RECORDED INFORMATION

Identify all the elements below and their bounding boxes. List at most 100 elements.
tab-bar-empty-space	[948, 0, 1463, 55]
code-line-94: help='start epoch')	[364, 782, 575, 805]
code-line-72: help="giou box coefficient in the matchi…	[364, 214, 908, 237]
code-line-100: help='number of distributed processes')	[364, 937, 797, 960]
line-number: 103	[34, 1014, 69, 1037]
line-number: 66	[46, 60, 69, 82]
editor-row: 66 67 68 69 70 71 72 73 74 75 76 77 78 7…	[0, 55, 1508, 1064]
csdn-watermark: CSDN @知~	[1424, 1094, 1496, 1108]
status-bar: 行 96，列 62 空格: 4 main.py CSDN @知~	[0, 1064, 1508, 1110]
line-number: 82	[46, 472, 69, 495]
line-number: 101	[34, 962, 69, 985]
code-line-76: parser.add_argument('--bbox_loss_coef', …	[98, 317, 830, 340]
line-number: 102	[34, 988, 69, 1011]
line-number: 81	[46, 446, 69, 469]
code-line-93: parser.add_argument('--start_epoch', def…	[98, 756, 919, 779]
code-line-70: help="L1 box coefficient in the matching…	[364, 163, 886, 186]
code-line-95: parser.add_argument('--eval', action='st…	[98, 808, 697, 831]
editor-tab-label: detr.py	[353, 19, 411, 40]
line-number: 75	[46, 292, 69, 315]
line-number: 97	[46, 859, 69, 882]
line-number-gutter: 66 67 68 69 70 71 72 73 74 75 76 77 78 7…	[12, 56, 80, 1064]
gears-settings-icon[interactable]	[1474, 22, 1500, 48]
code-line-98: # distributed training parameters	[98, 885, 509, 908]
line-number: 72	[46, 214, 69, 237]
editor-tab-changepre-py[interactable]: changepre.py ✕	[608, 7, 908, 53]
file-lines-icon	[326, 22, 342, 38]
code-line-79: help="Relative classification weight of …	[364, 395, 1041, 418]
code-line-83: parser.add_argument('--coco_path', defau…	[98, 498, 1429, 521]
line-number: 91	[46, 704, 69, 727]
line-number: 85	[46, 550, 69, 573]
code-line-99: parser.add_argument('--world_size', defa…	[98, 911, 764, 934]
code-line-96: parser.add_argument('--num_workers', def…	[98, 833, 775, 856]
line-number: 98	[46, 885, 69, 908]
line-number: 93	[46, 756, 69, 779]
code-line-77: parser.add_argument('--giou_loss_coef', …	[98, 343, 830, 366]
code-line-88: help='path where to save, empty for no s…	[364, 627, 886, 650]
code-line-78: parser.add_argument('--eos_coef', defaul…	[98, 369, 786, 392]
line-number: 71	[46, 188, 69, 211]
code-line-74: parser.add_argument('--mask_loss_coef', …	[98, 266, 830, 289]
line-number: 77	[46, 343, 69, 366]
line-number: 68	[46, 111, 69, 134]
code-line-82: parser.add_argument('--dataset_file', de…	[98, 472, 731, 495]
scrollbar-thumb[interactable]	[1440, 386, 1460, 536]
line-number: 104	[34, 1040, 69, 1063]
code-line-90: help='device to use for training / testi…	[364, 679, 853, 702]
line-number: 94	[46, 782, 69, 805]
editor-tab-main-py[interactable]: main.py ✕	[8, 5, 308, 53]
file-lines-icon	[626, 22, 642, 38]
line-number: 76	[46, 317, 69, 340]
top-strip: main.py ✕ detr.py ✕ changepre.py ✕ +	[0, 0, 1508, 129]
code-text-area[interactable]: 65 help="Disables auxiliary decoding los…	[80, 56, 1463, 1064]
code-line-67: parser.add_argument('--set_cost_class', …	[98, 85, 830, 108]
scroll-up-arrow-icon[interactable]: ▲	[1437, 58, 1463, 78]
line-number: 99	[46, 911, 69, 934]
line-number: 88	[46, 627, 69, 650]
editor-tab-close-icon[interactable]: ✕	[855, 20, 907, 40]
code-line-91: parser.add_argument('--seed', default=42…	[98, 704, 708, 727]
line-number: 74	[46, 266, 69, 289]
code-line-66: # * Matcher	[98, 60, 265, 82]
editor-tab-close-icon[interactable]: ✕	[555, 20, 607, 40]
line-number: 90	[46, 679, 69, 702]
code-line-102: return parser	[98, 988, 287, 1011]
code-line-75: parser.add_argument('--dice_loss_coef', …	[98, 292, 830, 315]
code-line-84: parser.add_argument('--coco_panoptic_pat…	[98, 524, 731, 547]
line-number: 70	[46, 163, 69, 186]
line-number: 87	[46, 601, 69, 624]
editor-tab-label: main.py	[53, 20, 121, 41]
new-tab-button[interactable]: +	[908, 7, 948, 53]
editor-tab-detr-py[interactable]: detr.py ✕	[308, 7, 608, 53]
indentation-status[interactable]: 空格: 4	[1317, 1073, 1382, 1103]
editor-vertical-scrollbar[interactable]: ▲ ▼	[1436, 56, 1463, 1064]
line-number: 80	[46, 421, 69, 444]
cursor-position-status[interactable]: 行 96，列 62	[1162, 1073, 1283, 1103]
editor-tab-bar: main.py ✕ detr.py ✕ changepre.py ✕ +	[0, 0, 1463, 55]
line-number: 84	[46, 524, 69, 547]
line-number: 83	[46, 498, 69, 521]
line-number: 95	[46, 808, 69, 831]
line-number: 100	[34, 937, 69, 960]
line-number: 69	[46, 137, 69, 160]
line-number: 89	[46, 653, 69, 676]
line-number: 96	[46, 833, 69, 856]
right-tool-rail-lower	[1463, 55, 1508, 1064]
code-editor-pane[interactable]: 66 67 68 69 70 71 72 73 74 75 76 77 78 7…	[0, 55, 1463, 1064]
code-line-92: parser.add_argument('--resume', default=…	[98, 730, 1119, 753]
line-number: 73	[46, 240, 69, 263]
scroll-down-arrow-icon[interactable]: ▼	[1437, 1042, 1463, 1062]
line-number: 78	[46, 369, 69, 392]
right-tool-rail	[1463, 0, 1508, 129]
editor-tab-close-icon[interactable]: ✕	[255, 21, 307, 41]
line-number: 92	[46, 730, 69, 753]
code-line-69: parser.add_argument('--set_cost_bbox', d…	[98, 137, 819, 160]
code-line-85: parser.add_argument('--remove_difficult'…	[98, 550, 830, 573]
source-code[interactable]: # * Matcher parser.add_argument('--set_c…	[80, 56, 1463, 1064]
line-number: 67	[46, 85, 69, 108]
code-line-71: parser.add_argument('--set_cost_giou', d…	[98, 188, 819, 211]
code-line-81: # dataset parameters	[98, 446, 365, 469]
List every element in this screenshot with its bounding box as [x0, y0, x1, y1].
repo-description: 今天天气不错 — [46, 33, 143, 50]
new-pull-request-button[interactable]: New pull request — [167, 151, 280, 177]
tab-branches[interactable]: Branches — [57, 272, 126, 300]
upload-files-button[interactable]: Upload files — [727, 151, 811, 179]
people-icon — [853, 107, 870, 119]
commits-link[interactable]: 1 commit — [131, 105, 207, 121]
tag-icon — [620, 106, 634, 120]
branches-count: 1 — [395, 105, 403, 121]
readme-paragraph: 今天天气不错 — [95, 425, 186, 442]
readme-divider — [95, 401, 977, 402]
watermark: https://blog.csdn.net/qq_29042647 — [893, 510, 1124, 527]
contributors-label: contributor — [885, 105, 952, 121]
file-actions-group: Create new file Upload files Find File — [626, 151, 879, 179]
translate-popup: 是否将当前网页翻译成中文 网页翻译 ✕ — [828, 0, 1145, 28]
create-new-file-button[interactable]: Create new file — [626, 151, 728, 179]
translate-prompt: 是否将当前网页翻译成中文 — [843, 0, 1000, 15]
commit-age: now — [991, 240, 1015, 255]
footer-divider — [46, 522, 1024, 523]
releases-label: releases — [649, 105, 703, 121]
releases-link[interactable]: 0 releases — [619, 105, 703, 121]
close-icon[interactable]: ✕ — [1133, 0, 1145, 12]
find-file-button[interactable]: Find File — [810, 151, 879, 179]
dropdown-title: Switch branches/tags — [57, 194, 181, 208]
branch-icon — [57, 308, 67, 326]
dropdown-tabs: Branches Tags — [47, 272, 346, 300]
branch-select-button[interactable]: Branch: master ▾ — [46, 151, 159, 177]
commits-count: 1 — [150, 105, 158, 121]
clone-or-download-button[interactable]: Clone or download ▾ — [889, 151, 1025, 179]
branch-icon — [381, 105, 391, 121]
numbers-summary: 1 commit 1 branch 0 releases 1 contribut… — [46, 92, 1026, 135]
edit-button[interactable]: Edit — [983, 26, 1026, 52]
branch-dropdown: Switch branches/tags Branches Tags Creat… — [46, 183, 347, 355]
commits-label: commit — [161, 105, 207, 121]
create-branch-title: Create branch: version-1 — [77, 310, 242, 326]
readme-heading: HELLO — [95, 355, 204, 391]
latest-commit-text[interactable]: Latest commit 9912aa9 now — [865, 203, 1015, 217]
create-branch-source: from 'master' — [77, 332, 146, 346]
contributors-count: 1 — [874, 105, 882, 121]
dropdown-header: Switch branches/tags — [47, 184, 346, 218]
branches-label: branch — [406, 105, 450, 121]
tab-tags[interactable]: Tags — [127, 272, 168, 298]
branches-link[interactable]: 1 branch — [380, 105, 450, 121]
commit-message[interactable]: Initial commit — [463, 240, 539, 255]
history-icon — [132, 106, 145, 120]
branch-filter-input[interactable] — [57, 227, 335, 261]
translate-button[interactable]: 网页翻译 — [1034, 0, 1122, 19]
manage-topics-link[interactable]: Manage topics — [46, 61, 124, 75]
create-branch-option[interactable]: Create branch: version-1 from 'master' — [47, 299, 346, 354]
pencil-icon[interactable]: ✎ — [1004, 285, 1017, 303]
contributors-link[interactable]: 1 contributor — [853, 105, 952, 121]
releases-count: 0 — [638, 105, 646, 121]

WHAT IS REQUIRED
Copy the listing above word for word, from its first line up to and including the line that contains "395, 1041, 418]". Give no lines after that one.

THE RESULT
Identify all the elements below and their bounding boxes. List at most 100 elements.
tab-bar-empty-space	[948, 0, 1463, 55]
code-line-94: help='start epoch')	[364, 782, 575, 805]
code-line-72: help="giou box coefficient in the matchi…	[364, 214, 908, 237]
code-line-100: help='number of distributed processes')	[364, 937, 797, 960]
line-number: 103	[34, 1014, 69, 1037]
line-number: 66	[46, 60, 69, 82]
editor-row: 66 67 68 69 70 71 72 73 74 75 76 77 78 7…	[0, 55, 1508, 1064]
csdn-watermark: CSDN @知~	[1424, 1094, 1496, 1108]
status-bar: 行 96，列 62 空格: 4 main.py CSDN @知~	[0, 1064, 1508, 1110]
line-number: 82	[46, 472, 69, 495]
line-number: 101	[34, 962, 69, 985]
code-line-76: parser.add_argument('--bbox_loss_coef', …	[98, 317, 830, 340]
line-number: 102	[34, 988, 69, 1011]
line-number: 81	[46, 446, 69, 469]
code-line-93: parser.add_argument('--start_epoch', def…	[98, 756, 919, 779]
code-line-70: help="L1 box coefficient in the matching…	[364, 163, 886, 186]
code-line-95: parser.add_argument('--eval', action='st…	[98, 808, 697, 831]
editor-tab-label: detr.py	[353, 19, 411, 40]
line-number: 75	[46, 292, 69, 315]
line-number: 97	[46, 859, 69, 882]
line-number-gutter: 66 67 68 69 70 71 72 73 74 75 76 77 78 7…	[12, 56, 80, 1064]
gears-settings-icon[interactable]	[1474, 22, 1500, 48]
code-line-98: # distributed training parameters	[98, 885, 509, 908]
line-number: 72	[46, 214, 69, 237]
editor-tab-changepre-py[interactable]: changepre.py ✕	[608, 7, 908, 53]
file-lines-icon	[326, 22, 342, 38]
code-line-79: help="Relative classification weight of …	[364, 395, 1041, 418]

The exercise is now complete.